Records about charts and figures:
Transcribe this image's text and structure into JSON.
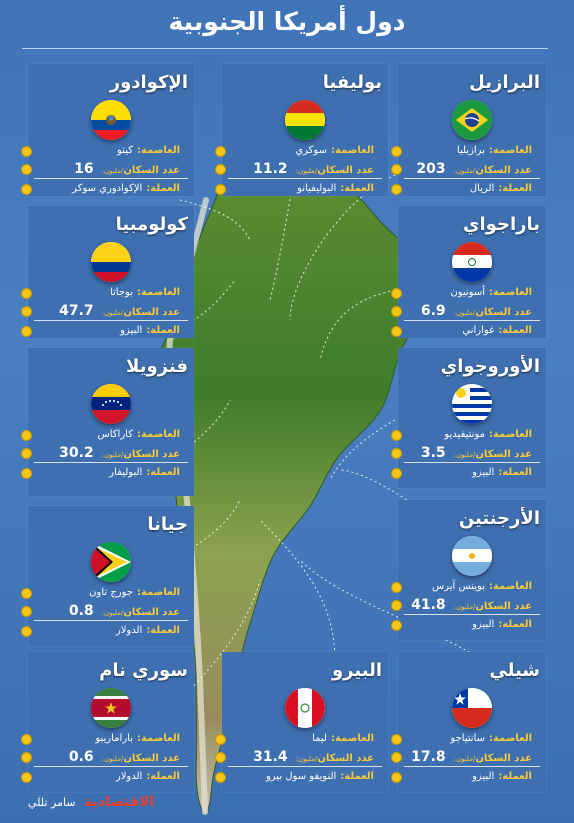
{
  "title": "دول أمريكا الجنوبية",
  "labels": {
    "capital": "العاصمة:",
    "population": "عدد السكان",
    "million": "/مليون:",
    "currency": "العملة:"
  },
  "countries": [
    {
      "name": "البرازيل",
      "capital": "برازيليا",
      "population": "203",
      "currency": "الريال"
    },
    {
      "name": "بوليفيا",
      "capital": "سوكري",
      "population": "11.2",
      "currency": "البوليفيانو"
    },
    {
      "name": "الإكوادور",
      "capital": "كيتو",
      "population": "16",
      "currency": "الإكوادوري سوكر"
    },
    {
      "name": "باراجواي",
      "capital": "أسونيون",
      "population": "6.9",
      "currency": "غواراني"
    },
    {
      "name": "كولومبيا",
      "capital": "بوجاتا",
      "population": "47.7",
      "currency": "البيزو"
    },
    {
      "name": "الأوروجواي",
      "capital": "مونتيفيديو",
      "population": "3.5",
      "currency": "البيزو"
    },
    {
      "name": "فنزويلا",
      "capital": "كاراكاس",
      "population": "30.2",
      "currency": "البوليفار"
    },
    {
      "name": "الأرجنتين",
      "capital": "بوينس آيرس",
      "population": "41.8",
      "currency": "البيزو"
    },
    {
      "name": "جيانا",
      "capital": "جورج تاون",
      "population": "0.8",
      "currency": "الدولار"
    },
    {
      "name": "شيلي",
      "capital": "سانتياجو",
      "population": "17.8",
      "currency": "البيزو"
    },
    {
      "name": "البيرو",
      "capital": "ليما",
      "population": "31.4",
      "currency": "النويفو سول بيرو"
    },
    {
      "name": "سوري نام",
      "capital": "باراماريبو",
      "population": "0.6",
      "currency": "الدولار"
    }
  ],
  "footer": {
    "brand": "الاقتصادية",
    "author": "سامر تللي"
  },
  "colors": {
    "background": "#4a7fc2",
    "panel": "#3e6fb0",
    "accent": "#f5c518",
    "brand": "#e8412c"
  }
}
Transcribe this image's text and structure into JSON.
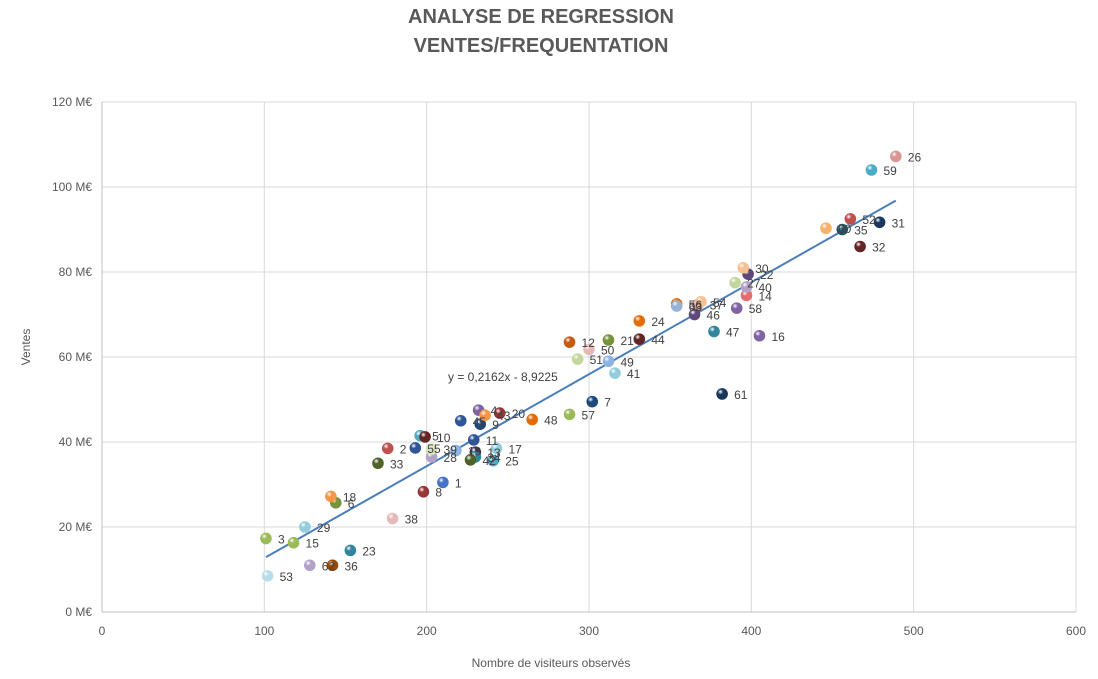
{
  "chart_data": {
    "type": "scatter",
    "title": [
      "ANALYSE DE REGRESSION",
      "VENTES/FREQUENTATION"
    ],
    "xlabel": "Nombre de visiteurs observés",
    "ylabel": "Ventes",
    "xlim": [
      0,
      600
    ],
    "ylim": [
      0,
      120
    ],
    "x_ticks": [
      0,
      100,
      200,
      300,
      400,
      500,
      600
    ],
    "y_ticks": [
      0,
      20,
      40,
      60,
      80,
      100,
      120
    ],
    "x_tick_labels": [
      "0",
      "100",
      "200",
      "300",
      "400",
      "500",
      "600"
    ],
    "y_tick_labels": [
      "0 M€",
      "20 M€",
      "40 M€",
      "60 M€",
      "80 M€",
      "100 M€",
      "120 M€"
    ],
    "grid": true,
    "legend": "none",
    "trendline": {
      "slope": 0.2162,
      "intercept": -8.9225,
      "x_range": [
        101,
        489
      ],
      "equation_label": "y = 0,2162x - 8,9225",
      "color": "#4a7ebb"
    },
    "points": [
      {
        "label": "1",
        "x": 210,
        "y": 30.5,
        "color": "#4472c4"
      },
      {
        "label": "2",
        "x": 176,
        "y": 38.5,
        "color": "#c0504d"
      },
      {
        "label": "3",
        "x": 101,
        "y": 17.3,
        "color": "#9bbb59"
      },
      {
        "label": "4",
        "x": 232,
        "y": 47.5,
        "color": "#8064a2"
      },
      {
        "label": "5",
        "x": 196,
        "y": 41.5,
        "color": "#4bacc6"
      },
      {
        "label": "6",
        "x": 144,
        "y": 25.7,
        "color": "#77933c"
      },
      {
        "label": "7",
        "x": 302,
        "y": 49.5,
        "color": "#1f497d"
      },
      {
        "label": "8",
        "x": 198,
        "y": 28.3,
        "color": "#953735"
      },
      {
        "label": "9",
        "x": 233,
        "y": 44.2,
        "color": "#1f497d"
      },
      {
        "label": "10",
        "x": 199,
        "y": 41.2,
        "color": "#632523"
      },
      {
        "label": "11",
        "x": 229,
        "y": 40.5,
        "color": "#2f5597"
      },
      {
        "label": "12",
        "x": 288,
        "y": 63.5,
        "color": "#c55a11"
      },
      {
        "label": "13",
        "x": 230,
        "y": 37.6,
        "color": "#3f3151"
      },
      {
        "label": "14",
        "x": 397,
        "y": 74.5,
        "color": "#e46c6c"
      },
      {
        "label": "15",
        "x": 118,
        "y": 16.3,
        "color": "#9bbb59"
      },
      {
        "label": "16",
        "x": 405,
        "y": 65.0,
        "color": "#8064a2"
      },
      {
        "label": "17",
        "x": 243,
        "y": 38.5,
        "color": "#93cddd"
      },
      {
        "label": "18",
        "x": 141,
        "y": 27.2,
        "color": "#f79646"
      },
      {
        "label": "19",
        "x": 218,
        "y": 38.0,
        "color": "#8db3e2"
      },
      {
        "label": "20",
        "x": 245,
        "y": 46.8,
        "color": "#953735"
      },
      {
        "label": "21",
        "x": 312,
        "y": 64.0,
        "color": "#77933c"
      },
      {
        "label": "22",
        "x": 398,
        "y": 79.5,
        "color": "#5f497a"
      },
      {
        "label": "23",
        "x": 153,
        "y": 14.5,
        "color": "#31859c"
      },
      {
        "label": "24",
        "x": 331,
        "y": 68.5,
        "color": "#e36c09"
      },
      {
        "label": "25",
        "x": 241,
        "y": 35.6,
        "color": "#4bacc6"
      },
      {
        "label": "26",
        "x": 489,
        "y": 107.2,
        "color": "#d99694"
      },
      {
        "label": "27",
        "x": 390,
        "y": 77.5,
        "color": "#c3d69b"
      },
      {
        "label": "28",
        "x": 203,
        "y": 36.5,
        "color": "#b3a2c7"
      },
      {
        "label": "29",
        "x": 125,
        "y": 20.0,
        "color": "#93cddd"
      },
      {
        "label": "30",
        "x": 395,
        "y": 81.0,
        "color": "#fac08f"
      },
      {
        "label": "31",
        "x": 479,
        "y": 91.7,
        "color": "#17375e"
      },
      {
        "label": "32",
        "x": 467,
        "y": 86.0,
        "color": "#632523"
      },
      {
        "label": "33",
        "x": 170,
        "y": 35.0,
        "color": "#4f6228"
      },
      {
        "label": "34",
        "x": 230,
        "y": 36.5,
        "color": "#31859c"
      },
      {
        "label": "35",
        "x": 456,
        "y": 90.0,
        "color": "#215868"
      },
      {
        "label": "36",
        "x": 142,
        "y": 11.0,
        "color": "#984807"
      },
      {
        "label": "37",
        "x": 367,
        "y": 72.3,
        "color": "#d99694"
      },
      {
        "label": "38",
        "x": 179,
        "y": 22.0,
        "color": "#e6b9b8"
      },
      {
        "label": "39",
        "x": 203,
        "y": 38.3,
        "color": "#d7e4bd"
      },
      {
        "label": "40",
        "x": 397,
        "y": 76.5,
        "color": "#b3a2c7"
      },
      {
        "label": "41",
        "x": 316,
        "y": 56.2,
        "color": "#93cddd"
      },
      {
        "label": "42",
        "x": 227,
        "y": 35.8,
        "color": "#4f6228"
      },
      {
        "label": "43",
        "x": 236,
        "y": 46.3,
        "color": "#f79646"
      },
      {
        "label": "44",
        "x": 331,
        "y": 64.2,
        "color": "#632523"
      },
      {
        "label": "45",
        "x": 221,
        "y": 45.0,
        "color": "#2f5597"
      },
      {
        "label": "46",
        "x": 365,
        "y": 70.0,
        "color": "#5f497a"
      },
      {
        "label": "47",
        "x": 377,
        "y": 66.0,
        "color": "#31859c"
      },
      {
        "label": "48",
        "x": 265,
        "y": 45.3,
        "color": "#e36c09"
      },
      {
        "label": "49",
        "x": 312,
        "y": 59.0,
        "color": "#8db3e2"
      },
      {
        "label": "50",
        "x": 300,
        "y": 61.8,
        "color": "#e6b9b8"
      },
      {
        "label": "51",
        "x": 293,
        "y": 59.5,
        "color": "#c3d69b"
      },
      {
        "label": "52",
        "x": 461,
        "y": 92.5,
        "color": "#c0504d"
      },
      {
        "label": "53",
        "x": 102,
        "y": 8.5,
        "color": "#b7dee8"
      },
      {
        "label": "54",
        "x": 369,
        "y": 73.0,
        "color": "#fac08f"
      },
      {
        "label": "55",
        "x": 193,
        "y": 38.6,
        "color": "#2f5597"
      },
      {
        "label": "56",
        "x": 354,
        "y": 72.5,
        "color": "#e36c09"
      },
      {
        "label": "57",
        "x": 288,
        "y": 46.5,
        "color": "#9bbb59"
      },
      {
        "label": "58",
        "x": 391,
        "y": 71.5,
        "color": "#8064a2"
      },
      {
        "label": "59",
        "x": 474,
        "y": 104.0,
        "color": "#4bacc6"
      },
      {
        "label": "60",
        "x": 446,
        "y": 90.3,
        "color": "#f6b26b"
      },
      {
        "label": "61",
        "x": 382,
        "y": 51.3,
        "color": "#17375e"
      },
      {
        "label": "62",
        "x": 128,
        "y": 11.0,
        "color": "#b3a2c7"
      },
      {
        "label": "63",
        "x": 354,
        "y": 72.0,
        "color": "#95b3d7"
      }
    ]
  }
}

--- OBJECTIVE ---
Using the entries above, return each line that includes the word "name".

--- EXERCISE ANSWER ---
      "name": "البرازيل",
      "name": "بوليفيا",
      "name": "الإكوادور",
      "name": "باراجواي",
      "name": "كولومبيا",
      "name": "الأوروجواي",
      "name": "فنزويلا",
      "name": "الأرجنتين",
      "name": "جيانا",
      "name": "شيلي",
      "name": "البيرو",
      "name": "سوري نام",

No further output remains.